# [Request]
Check every line below for the word "يطوف" and copy the ones that have it.

# [Dataset excerpts]
◇ ◇ ◇
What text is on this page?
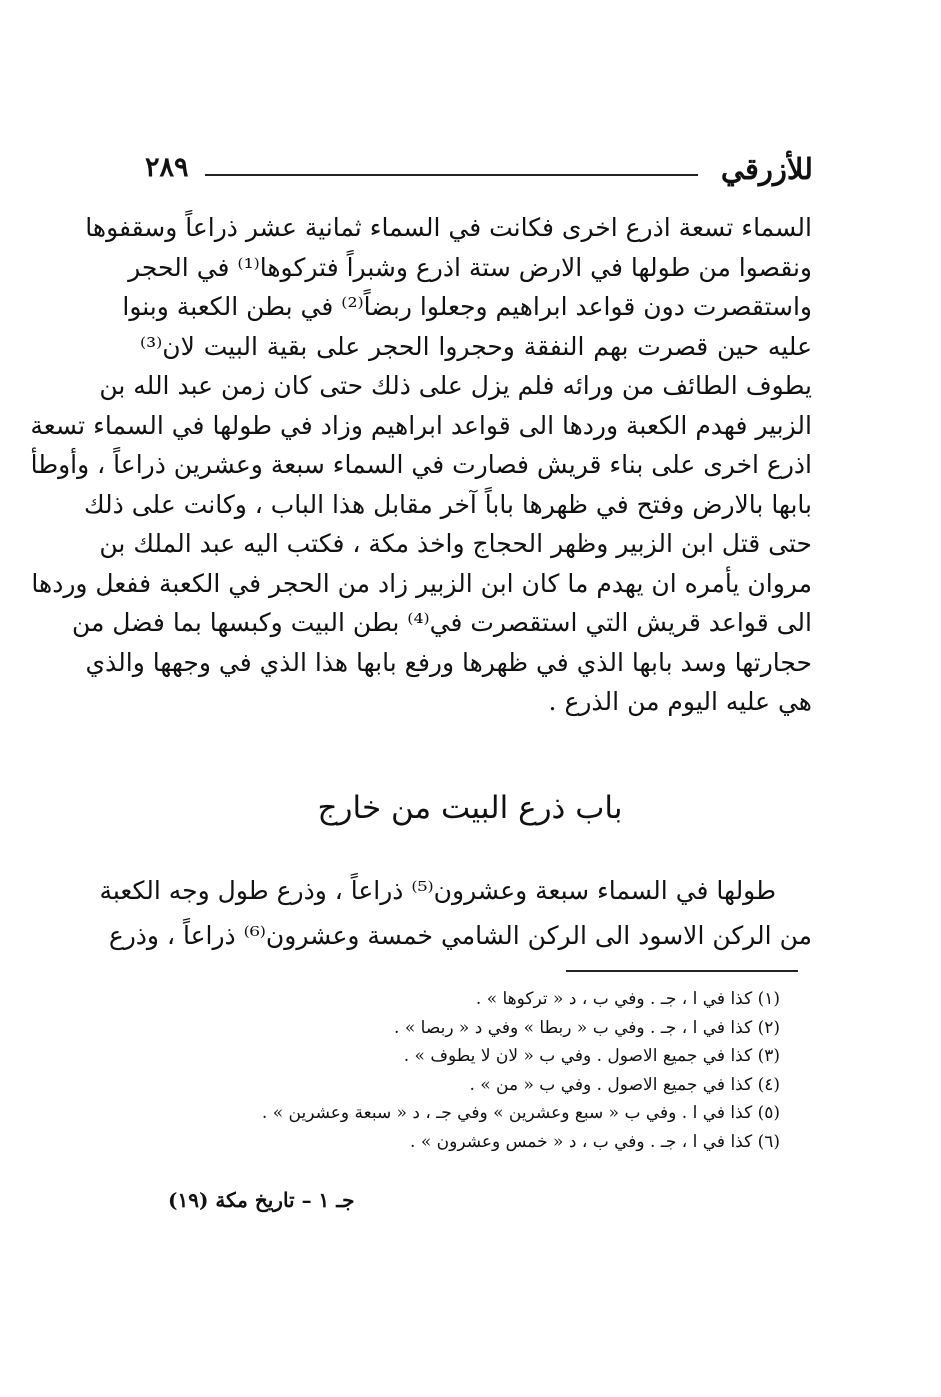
للأزرقي
٢٨٩
السماء تسعة اذرع اخرى فكانت في السماء ثمانية عشر ذراعاً وسقفوها
ونقصوا من طولها في الارض ستة اذرع وشبراً فتركوها⁽¹⁾ في الحجر
واستقصرت دون قواعد ابراهيم وجعلوا ربضاً⁽²⁾ في بطن الكعبة وبنوا
عليه حين قصرت بهم النفقة وحجروا الحجر على بقية البيت لان⁽³⁾
يطوف الطائف من ورائه فلم يزل على ذلك حتى كان زمن عبد الله بن
الزبير فهدم الكعبة وردها الى قواعد ابراهيم وزاد في طولها في السماء تسعة
اذرع اخرى على بناء قريش فصارت في السماء سبعة وعشرين ذراعاً ، وأوطأ
بابها بالارض وفتح في ظهرها باباً آخر مقابل هذا الباب ، وكانت على ذلك
حتى قتل ابن الزبير وظهر الحجاج واخذ مكة ، فكتب اليه عبد الملك بن
مروان يأمره ان يهدم ما كان ابن الزبير زاد من الحجر في الكعبة ففعل وردها
الى قواعد قريش التي استقصرت في⁽⁴⁾ بطن البيت وكبسها بما فضل من
حجارتها وسد بابها الذي في ظهرها ورفع بابها هذا الذي في وجهها والذي
هي عليه اليوم من الذرع .
باب ذرع البيت من خارج
طولها في السماء سبعة وعشرون⁽⁵⁾ ذراعاً ، وذرع طول وجه الكعبة
من الركن الاسود الى الركن الشامي خمسة وعشرون⁽⁶⁾ ذراعاً ، وذرع
(١) كذا في ا ، جـ . وفي ب ، د « تركوها » .
(٢) كذا في ا ، جـ . وفي ب « ربطا » وفي د « ربصا » .
(٣) كذا في جميع الاصول . وفي ب « لان لا يطوف » .
(٤) كذا في جميع الاصول . وفي ب « من » .
(٥) كذا في ا . وفي ب « سبع وعشرين » وفي جـ ، د « سبعة وعشرين » .
(٦) كذا في ا ، جـ . وفي ب ، د « خمس وعشرون » .
جـ ١ – تاريخ مكة (١٩)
◇ ◇ ◇
# [Answer to the task]
يطوف الطائف من ورائه فلم يزل على ذلك حتى كان زمن عبد الله بن
(٣) كذا في جميع الاصول . وفي ب « لان لا يطوف » .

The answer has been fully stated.